### WORK TO COMPLETE
Quote the records in full and leave their pictures out.
— start of TASK INPUTS —
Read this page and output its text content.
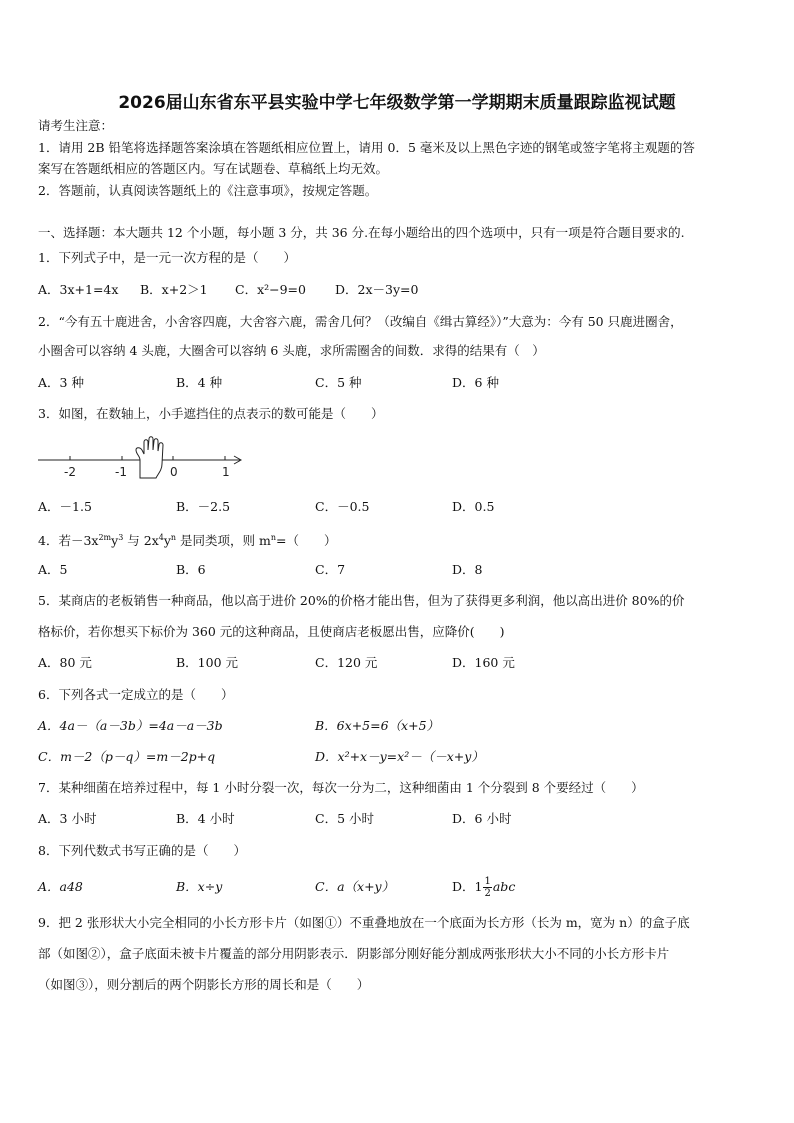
2026届山东省东平县实验中学七年级数学第一学期期末质量跟踪监视试题
请考生注意：
1．请用 2B 铅笔将选择题答案涂填在答题纸相应位置上，请用 0．5 毫米及以上黑色字迹的钢笔或签字笔将主观题的答
案写在答题纸相应的答题区内。写在试题卷、草稿纸上均无效。
2．答题前，认真阅读答题纸上的《注意事项》，按规定答题。
一、选择题：本大题共 12 个小题，每小题 3 分，共 36 分.在每小题给出的四个选项中，只有一项是符合题目要求的.
1．下列式子中，是一元一次方程的是（　　）
A．3x+1=4x B．x+2＞1 C．x²−9=0 D．2x－3y=0
2．“今有五十鹿进舍，小舍容四鹿，大舍容六鹿，需舍几何？（改编自《缉古算经》）”大意为：今有 50 只鹿进圈舍，
小圈舍可以容纳 4 头鹿，大圈舍可以容纳 6 头鹿，求所需圈舍的间数．求得的结果有（　）
A．3 种	B．4 种	C．5 种	D．6 种
3．如图，在数轴上，小手遮挡住的点表示的数可能是（　　）
-2	-1	0	1
A．－1.5	B．－2.5	C．－0.5	D．0.5
4．若$-3x^{2m}y^3$ 与 $2x^4y^n$ 是同类项，则 $m^n=$（　　）
A．5	B．6	C．7	D．8
5．某商店的老板销售一种商品，他以高于进价 20%的价格才能出售，但为了获得更多利润，他以高出进价 80%的价
格标价，若你想买下标价为 360 元的这种商品，且使商店老板愿出售，应降价(　　)
A．80 元	B．100 元	C．120 元	D．160 元
6．下列各式一定成立的是（　　）
A．4a－（a－3b）=4a－a－3b	B．6x+5=6（x+5）
C．m－2（p－q）=m－2p+q	D．x²+x－y=x²－（－x+y）
7．某种细菌在培养过程中，每 1 小时分裂一次，每次一分为二，这种细菌由 1 个分裂到 8 个要经过（　　）
A．3 小时	B．4 小时	C．5 小时	D．6 小时
8．下列代数式书写正确的是（　　）
A．a48	B．x÷y	C．a（x+y）	D．$1 \frac{1}{2}$ abc
9．把 2 张形状大小完全相同的小长方形卡片（如图①）不重叠地放在一个底面为长方形（长为 m，宽为 n）的盒子底
部（如图②），盒子底面未被卡片覆盖的部分用阴影表示．阴影部分刚好能分割成两张形状大小不同的小长方形卡片
（如图③），则分割后的两个阴影长方形的周长和是（　　）
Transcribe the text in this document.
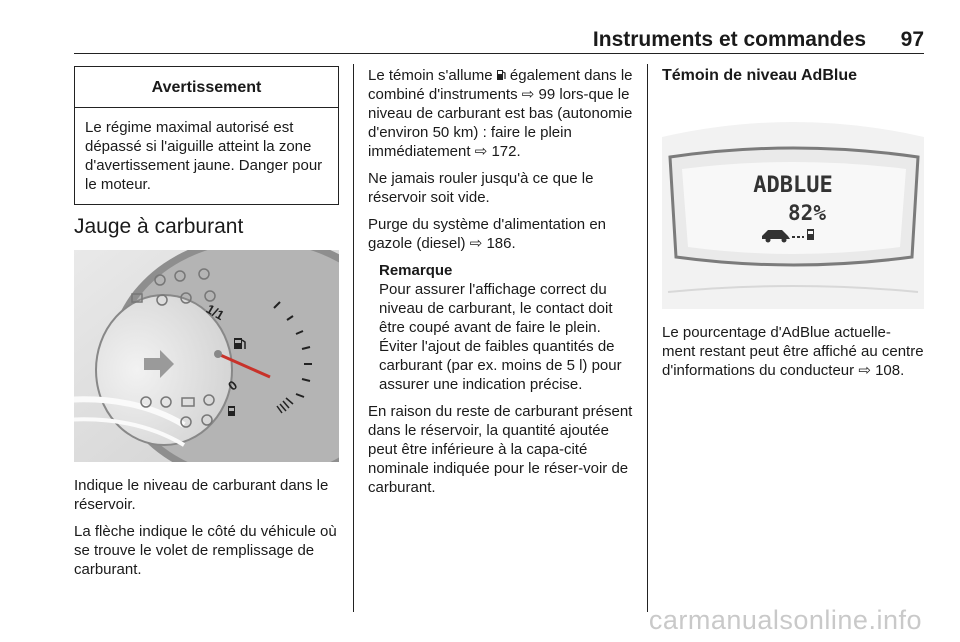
Instruments et commandes 97
Avertissement
Le régime maximal autorisé est dépassé si l'aiguille atteint la zone d'avertissement jaune. Danger pour le moteur.
Jauge à carburant
1/1
0

Indique le niveau de carburant dans le réservoir.

La flèche indique le côté du véhicule où se trouve le volet de remplissage de carburant.

Le témoin s'allume  également dans le combiné d'instruments ⇨ 99 lors-que le niveau de carburant est bas (autonomie d'environ 50 km) : faire le plein immédiatement ⇨ 172.

Ne jamais rouler jusqu'à ce que le réservoir soit vide.

Purge du système d'alimentation en gazole (diesel) ⇨ 186.

Remarque
Pour assurer l'affichage correct du niveau de carburant, le contact doit être coupé avant de faire le plein. Éviter l'ajout de faibles quantités de carburant (par ex. moins de 5 l) pour assurer une indication précise.

En raison du reste de carburant présent dans le réservoir, la quantité ajoutée peut être inférieure à la capa-cité nominale indiquée pour le réser-voir de carburant.

Témoin de niveau AdBlue
ADBLUE
82%

Le pourcentage d'AdBlue actuelle-ment restant peut être affiché au centre d'informations du conducteur ⇨ 108.

carmanualsonline.info
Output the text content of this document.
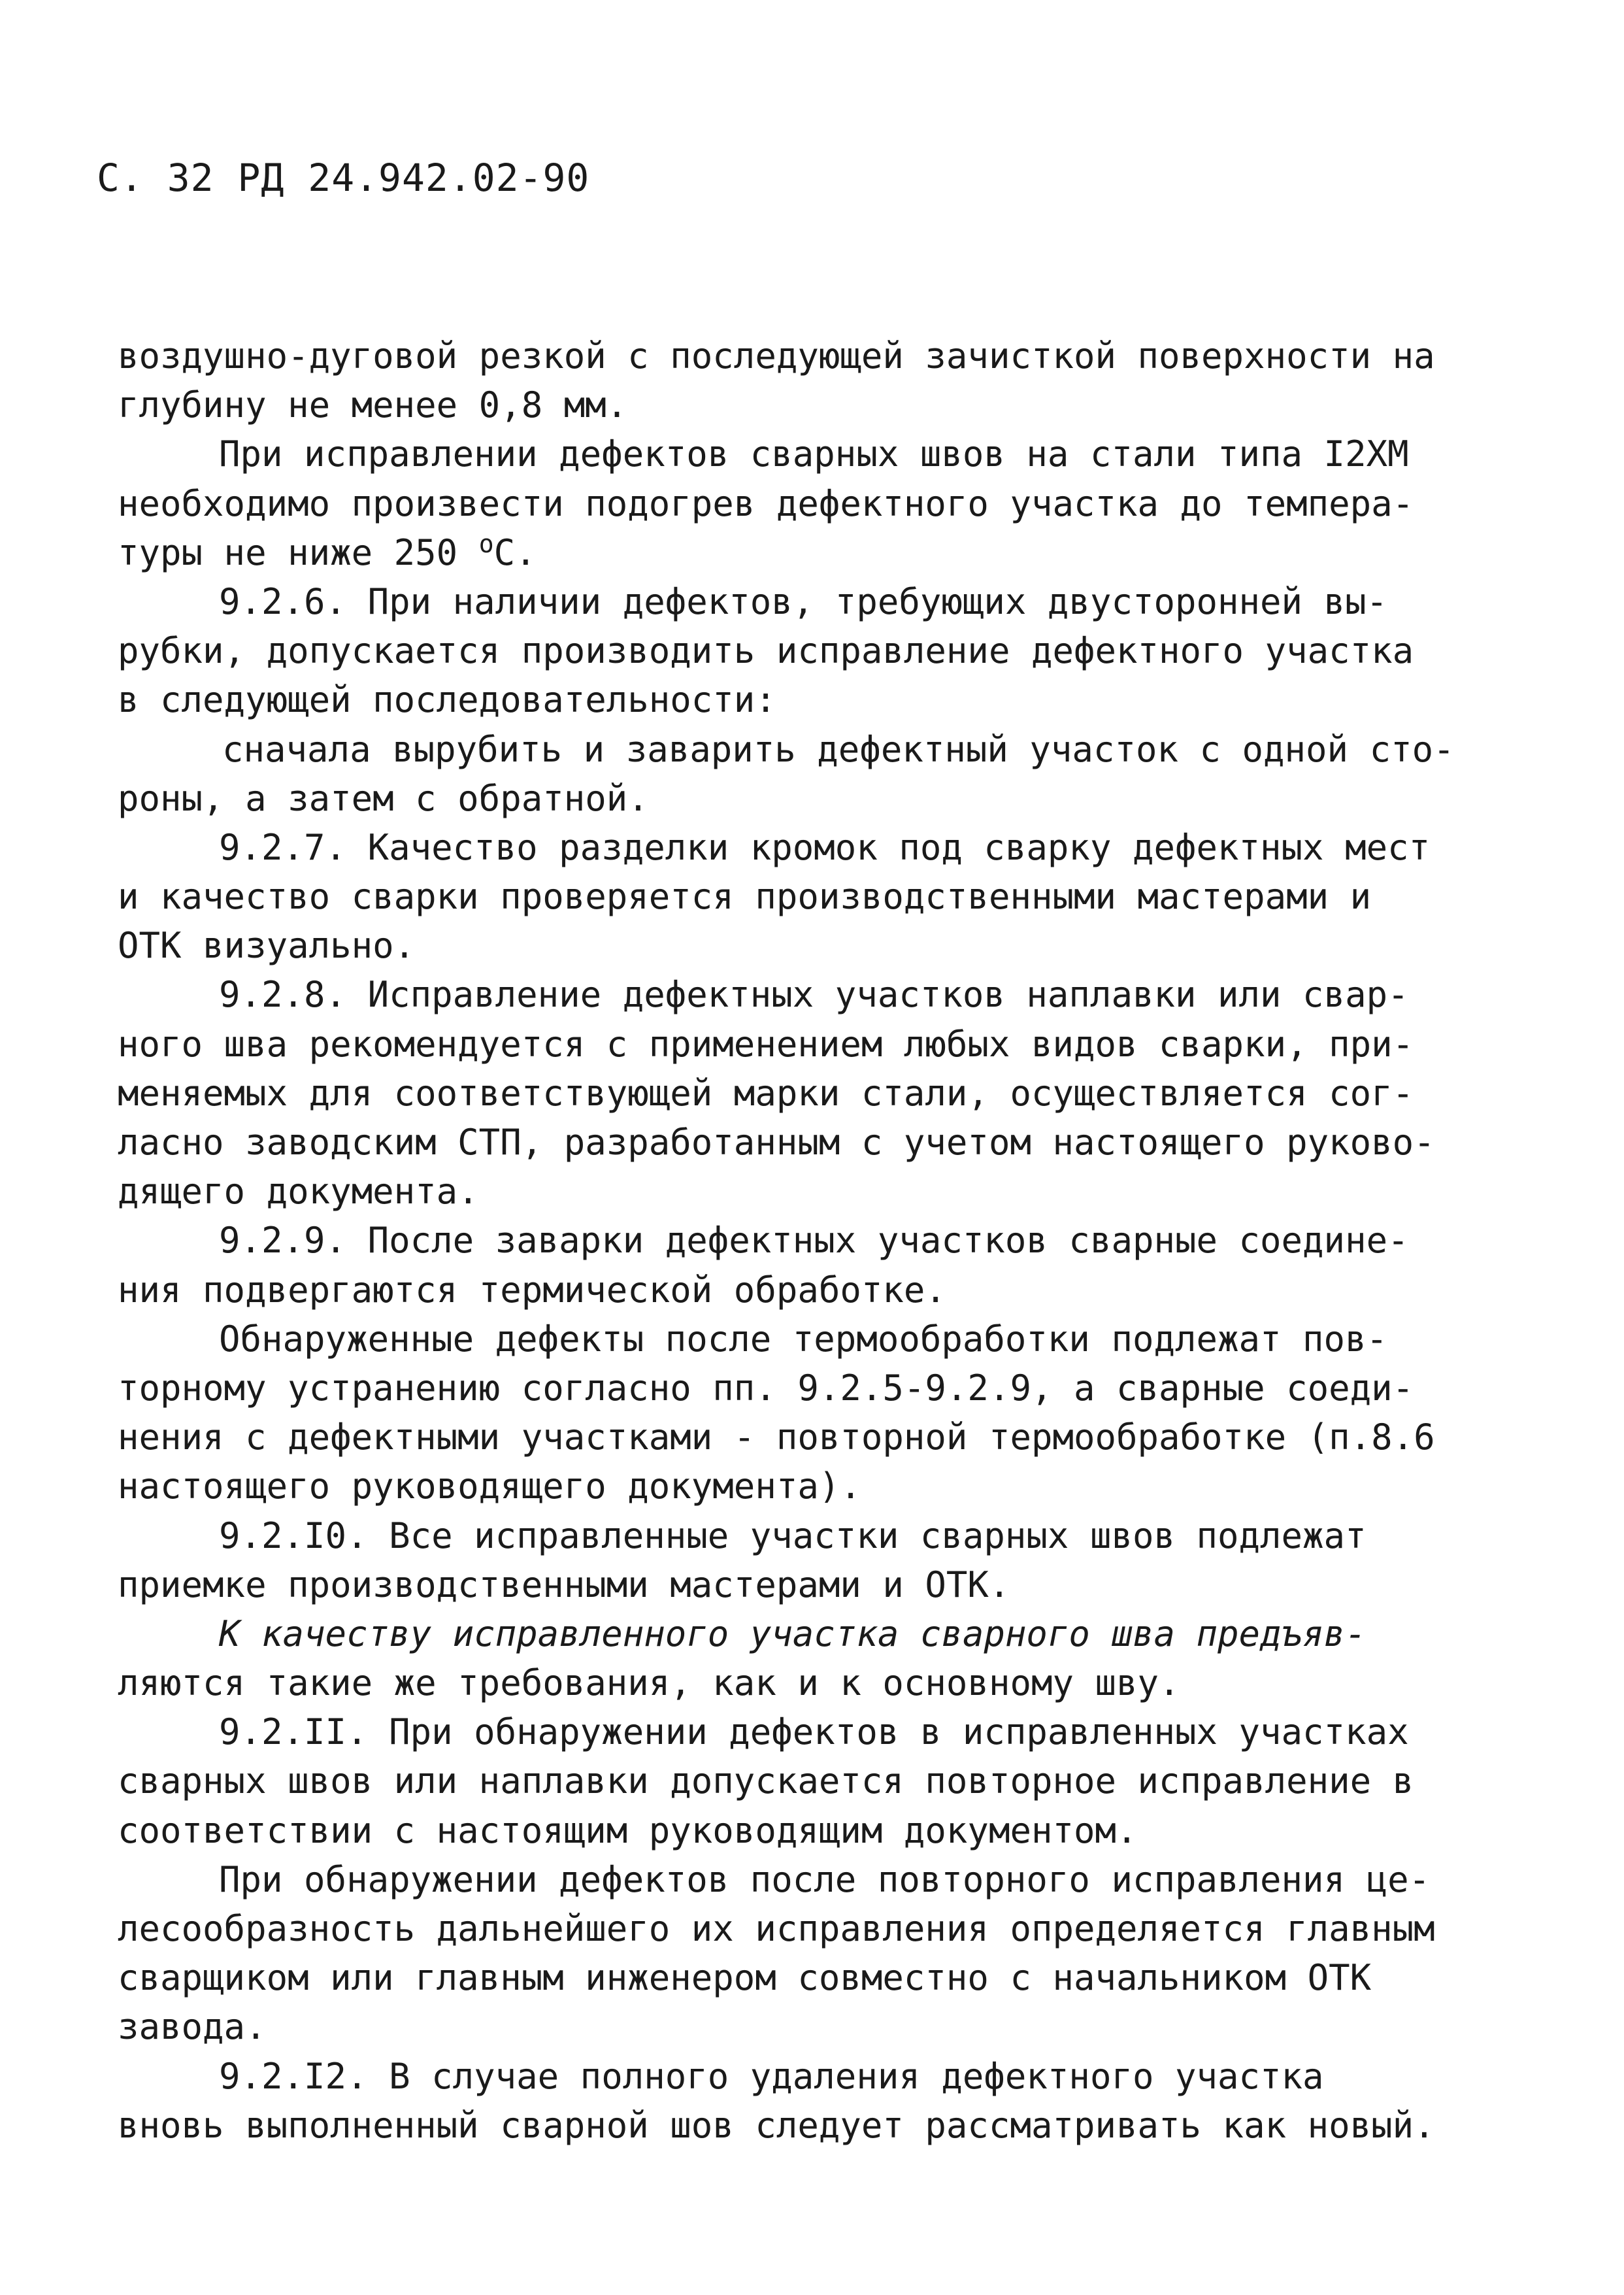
С. 32 РД 24.942.02-90
воздушно-дуговой резкой с последующей зачисткой поверхности на
глубину не менее 0,8 мм.
При исправлении дефектов сварных швов на стали типа I2ХМ
необходимо произвести подогрев дефектного участка до темпера-
туры не ниже 250 $^о$С.
9.2.6. При наличии дефектов, требующих двусторонней вы-
рубки, допускается производить исправление дефектного участка
в следующей последовательности:
сначала вырубить и заварить дефектный участок с одной сто-
роны, а затем с обратной.
9.2.7. Качество разделки кромок под сварку дефектных мест
и качество сварки проверяется производственными мастерами и
ОТК визуально.
9.2.8. Исправление дефектных участков наплавки или свар-
ного шва рекомендуется с применением любых видов сварки, при-
меняемых для соответствующей марки стали, осуществляется сог-
ласно заводским СТП, разработанным с учетом настоящего руково-
дящего документа.
9.2.9. После заварки дефектных участков сварные соедине-
ния подвергаются термической обработке.
Обнаруженные дефекты после термообработки подлежат пов-
торному устранению согласно пп. 9.2.5-9.2.9, а сварные соеди-
нения с дефектными участками - повторной термообработке (п.8.6
настоящего руководящего документа).
9.2.I0. Все исправленные участки сварных швов подлежат
приемке производственными мастерами и ОТК.
К качеству исправленного участка сварного шва предъяв-
ляются такие же требования, как и к основному шву.
9.2.II. При обнаружении дефектов в исправленных участках
сварных швов или наплавки допускается повторное исправление в
соответствии с настоящим руководящим документом.
При обнаружении дефектов после повторного исправления це-
лесообразность дальнейшего их исправления определяется главным
сварщиком или главным инженером совместно с начальником ОТК
завода.
9.2.I2. В случае полного удаления дефектного участка
вновь выполненный сварной шов следует рассматривать как новый.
— end of TASK INPUTS —
### SOLUTION
Read this page and output its text content.
2026届山东省东平县实验中学七年级数学第一学期期末质量跟踪监视试题
请考生注意：
1．请用 2B 铅笔将选择题答案涂填在答题纸相应位置上，请用 0．5 毫米及以上黑色字迹的钢笔或签字笔将主观题的答
案写在答题纸相应的答题区内。写在试题卷、草稿纸上均无效。
2．答题前，认真阅读答题纸上的《注意事项》，按规定答题。
一、选择题：本大题共 12 个小题，每小题 3 分，共 36 分.在每小题给出的四个选项中，只有一项是符合题目要求的.
1．下列式子中，是一元一次方程的是（　　）
A．3x+1=4x B．x+2＞1 C．x²−9=0 D．2x－3y=0
2．“今有五十鹿进舍，小舍容四鹿，大舍容六鹿，需舍几何？（改编自《缉古算经》）”大意为：今有 50 只鹿进圈舍，
小圈舍可以容纳 4 头鹿，大圈舍可以容纳 6 头鹿，求所需圈舍的间数．求得的结果有（　）
A．3 种	B．4 种	C．5 种	D．6 种
3．如图，在数轴上，小手遮挡住的点表示的数可能是（　　）
-2	-1	0	1
A．－1.5	B．－2.5	C．－0.5	D．0.5
4．若$-3x^{2m}y^3$ 与 $2x^4y^n$ 是同类项，则 $m^n=$（　　）
A．5	B．6	C．7	D．8
5．某商店的老板销售一种商品，他以高于进价 20%的价格才能出售，但为了获得更多利润，他以高出进价 80%的价
格标价，若你想买下标价为 360 元的这种商品，且使商店老板愿出售，应降价(　　)
A．80 元	B．100 元	C．120 元	D．160 元
6．下列各式一定成立的是（　　）
A．4a－（a－3b）=4a－a－3b	B．6x+5=6（x+5）
C．m－2（p－q）=m－2p+q	D．x²+x－y=x²－（－x+y）
7．某种细菌在培养过程中，每 1 小时分裂一次，每次一分为二，这种细菌由 1 个分裂到 8 个要经过（　　）
A．3 小时	B．4 小时	C．5 小时	D．6 小时
8．下列代数式书写正确的是（　　）
A．a48	B．x÷y	C．a（x+y）	D．$1 \frac{1}{2}$ abc
9．把 2 张形状大小完全相同的小长方形卡片（如图①）不重叠地放在一个底面为长方形（长为 m，宽为 n）的盒子底
部（如图②），盒子底面未被卡片覆盖的部分用阴影表示．阴影部分刚好能分割成两张形状大小不同的小长方形卡片
（如图③），则分割后的两个阴影长方形的周长和是（　　）
Transcribe the text in this document.
Instruments et commandes 97
Avertissement
Le régime maximal autorisé est dépassé si l'aiguille atteint la zone d'avertissement jaune. Danger pour le moteur.
Jauge à carburant
1/1
0

Indique le niveau de carburant dans le réservoir.

La flèche indique le côté du véhicule où se trouve le volet de remplissage de carburant.

Le témoin s'allume  également dans le combiné d'instruments ⇨ 99 lors-que le niveau de carburant est bas (autonomie d'environ 50 km) : faire le plein immédiatement ⇨ 172.

Ne jamais rouler jusqu'à ce que le réservoir soit vide.

Purge du système d'alimentation en gazole (diesel) ⇨ 186.

Remarque
Pour assurer l'affichage correct du niveau de carburant, le contact doit être coupé avant de faire le plein. Éviter l'ajout de faibles quantités de carburant (par ex. moins de 5 l) pour assurer une indication précise.

En raison du reste de carburant présent dans le réservoir, la quantité ajoutée peut être inférieure à la capa-cité nominale indiquée pour le réser-voir de carburant.

Témoin de niveau AdBlue
ADBLUE
82%

Le pourcentage d'AdBlue actuelle-ment restant peut être affiché au centre d'informations du conducteur ⇨ 108.

carmanualsonline.info
Output the text content of this document.
С. 32 РД 24.942.02-90
воздушно-дуговой резкой с последующей зачисткой поверхности на
глубину не менее 0,8 мм.
При исправлении дефектов сварных швов на стали типа I2ХМ
необходимо произвести подогрев дефектного участка до темпера-
туры не ниже 250 $^о$С.
9.2.6. При наличии дефектов, требующих двусторонней вы-
рубки, допускается производить исправление дефектного участка
в следующей последовательности:
сначала вырубить и заварить дефектный участок с одной сто-
роны, а затем с обратной.
9.2.7. Качество разделки кромок под сварку дефектных мест
и качество сварки проверяется производственными мастерами и
ОТК визуально.
9.2.8. Исправление дефектных участков наплавки или свар-
ного шва рекомендуется с применением любых видов сварки, при-
меняемых для соответствующей марки стали, осуществляется сог-
ласно заводским СТП, разработанным с учетом настоящего руково-
дящего документа.
9.2.9. После заварки дефектных участков сварные соедине-
ния подвергаются термической обработке.
Обнаруженные дефекты после термообработки подлежат пов-
торному устранению согласно пп. 9.2.5-9.2.9, а сварные соеди-
нения с дефектными участками - повторной термообработке (п.8.6
настоящего руководящего документа).
9.2.I0. Все исправленные участки сварных швов подлежат
приемке производственными мастерами и ОТК.
К качеству исправленного участка сварного шва предъяв-
ляются такие же требования, как и к основному шву.
9.2.II. При обнаружении дефектов в исправленных участках
сварных швов или наплавки допускается повторное исправление в
соответствии с настоящим руководящим документом.
При обнаружении дефектов после повторного исправления це-
лесообразность дальнейшего их исправления определяется главным
сварщиком или главным инженером совместно с начальником ОТК
завода.
9.2.I2. В случае полного удаления дефектного участка
вновь выполненный сварной шов следует рассматривать как новый.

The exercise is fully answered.